═══ RECORDS TO PROCESS
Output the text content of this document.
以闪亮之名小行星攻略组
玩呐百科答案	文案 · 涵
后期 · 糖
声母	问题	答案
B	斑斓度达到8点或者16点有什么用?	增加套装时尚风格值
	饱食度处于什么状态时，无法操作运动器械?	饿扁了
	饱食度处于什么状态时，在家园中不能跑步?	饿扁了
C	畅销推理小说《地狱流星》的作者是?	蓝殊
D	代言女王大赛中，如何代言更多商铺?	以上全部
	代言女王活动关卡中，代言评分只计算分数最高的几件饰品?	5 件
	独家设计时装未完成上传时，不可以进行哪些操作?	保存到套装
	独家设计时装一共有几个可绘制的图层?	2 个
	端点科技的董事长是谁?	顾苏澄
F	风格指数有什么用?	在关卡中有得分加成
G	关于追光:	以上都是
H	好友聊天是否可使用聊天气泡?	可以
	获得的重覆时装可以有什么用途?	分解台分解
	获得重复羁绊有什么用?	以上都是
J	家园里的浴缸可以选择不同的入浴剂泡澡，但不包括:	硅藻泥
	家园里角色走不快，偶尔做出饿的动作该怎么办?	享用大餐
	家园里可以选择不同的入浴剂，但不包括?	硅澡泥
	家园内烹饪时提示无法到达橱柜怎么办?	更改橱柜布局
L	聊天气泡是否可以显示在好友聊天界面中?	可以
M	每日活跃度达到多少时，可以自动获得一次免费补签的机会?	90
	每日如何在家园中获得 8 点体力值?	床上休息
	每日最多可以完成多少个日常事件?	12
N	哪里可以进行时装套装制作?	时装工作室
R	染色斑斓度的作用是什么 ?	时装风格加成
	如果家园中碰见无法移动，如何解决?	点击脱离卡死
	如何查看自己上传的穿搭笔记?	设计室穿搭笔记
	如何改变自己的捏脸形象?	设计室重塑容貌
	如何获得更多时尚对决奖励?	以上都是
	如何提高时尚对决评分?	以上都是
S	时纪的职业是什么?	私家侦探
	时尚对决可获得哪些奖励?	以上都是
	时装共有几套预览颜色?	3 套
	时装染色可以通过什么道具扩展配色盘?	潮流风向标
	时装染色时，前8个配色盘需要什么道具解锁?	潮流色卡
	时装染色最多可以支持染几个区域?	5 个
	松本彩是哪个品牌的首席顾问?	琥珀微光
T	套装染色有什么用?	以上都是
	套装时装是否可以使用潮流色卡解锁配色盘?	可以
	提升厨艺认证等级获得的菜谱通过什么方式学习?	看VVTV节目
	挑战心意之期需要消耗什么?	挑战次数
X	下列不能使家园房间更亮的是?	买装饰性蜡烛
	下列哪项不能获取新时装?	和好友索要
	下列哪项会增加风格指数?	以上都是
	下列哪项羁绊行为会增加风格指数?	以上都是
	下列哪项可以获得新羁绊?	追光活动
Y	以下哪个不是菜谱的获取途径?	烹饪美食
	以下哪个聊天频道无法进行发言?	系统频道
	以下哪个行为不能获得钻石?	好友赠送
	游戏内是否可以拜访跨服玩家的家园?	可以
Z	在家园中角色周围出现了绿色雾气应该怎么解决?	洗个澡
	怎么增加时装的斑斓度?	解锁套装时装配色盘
══════
WHAT YOU SHOULD DO
Please quote every record above exactly as it appears.

ANSWER IN FULL
Output the text content of this document.
以闪亮之名小行星攻略组
玩呐百科答案	文案 · 涵
后期 · 糖
声母	问题	答案
B	斑斓度达到8点或者16点有什么用?	增加套装时尚风格值
	饱食度处于什么状态时，无法操作运动器械?	饿扁了
	饱食度处于什么状态时，在家园中不能跑步?	饿扁了
C	畅销推理小说《地狱流星》的作者是?	蓝殊
D	代言女王大赛中，如何代言更多商铺?	以上全部
	代言女王活动关卡中，代言评分只计算分数最高的几件饰品?	5 件
	独家设计时装未完成上传时，不可以进行哪些操作?	保存到套装
	独家设计时装一共有几个可绘制的图层?	2 个
	端点科技的董事长是谁?	顾苏澄
F	风格指数有什么用?	在关卡中有得分加成
G	关于追光:	以上都是
H	好友聊天是否可使用聊天气泡?	可以
	获得的重覆时装可以有什么用途?	分解台分解
	获得重复羁绊有什么用?	以上都是
J	家园里的浴缸可以选择不同的入浴剂泡澡，但不包括:	硅藻泥
	家园里角色走不快，偶尔做出饿的动作该怎么办?	享用大餐
	家园里可以选择不同的入浴剂，但不包括?	硅澡泥
	家园内烹饪时提示无法到达橱柜怎么办?	更改橱柜布局
L	聊天气泡是否可以显示在好友聊天界面中?	可以
M	每日活跃度达到多少时，可以自动获得一次免费补签的机会?	90
	每日如何在家园中获得 8 点体力值?	床上休息
	每日最多可以完成多少个日常事件?	12
N	哪里可以进行时装套装制作?	时装工作室
R	染色斑斓度的作用是什么 ?	时装风格加成
	如果家园中碰见无法移动，如何解决?	点击脱离卡死
	如何查看自己上传的穿搭笔记?	设计室穿搭笔记
	如何改变自己的捏脸形象?	设计室重塑容貌
	如何获得更多时尚对决奖励?	以上都是
	如何提高时尚对决评分?	以上都是
S	时纪的职业是什么?	私家侦探
	时尚对决可获得哪些奖励?	以上都是
	时装共有几套预览颜色?	3 套
	时装染色可以通过什么道具扩展配色盘?	潮流风向标
	时装染色时，前8个配色盘需要什么道具解锁?	潮流色卡
	时装染色最多可以支持染几个区域?	5 个
	松本彩是哪个品牌的首席顾问?	琥珀微光
T	套装染色有什么用?	以上都是
	套装时装是否可以使用潮流色卡解锁配色盘?	可以
	提升厨艺认证等级获得的菜谱通过什么方式学习?	看VVTV节目
	挑战心意之期需要消耗什么?	挑战次数
X	下列不能使家园房间更亮的是?	买装饰性蜡烛
	下列哪项不能获取新时装?	和好友索要
	下列哪项会增加风格指数?	以上都是
	下列哪项羁绊行为会增加风格指数?	以上都是
	下列哪项可以获得新羁绊?	追光活动
Y	以下哪个不是菜谱的获取途径?	烹饪美食
	以下哪个聊天频道无法进行发言?	系统频道
	以下哪个行为不能获得钻石?	好友赠送
	游戏内是否可以拜访跨服玩家的家园?	可以
Z	在家园中角色周围出现了绿色雾气应该怎么解决?	洗个澡
	怎么增加时装的斑斓度?	解锁套装时装配色盘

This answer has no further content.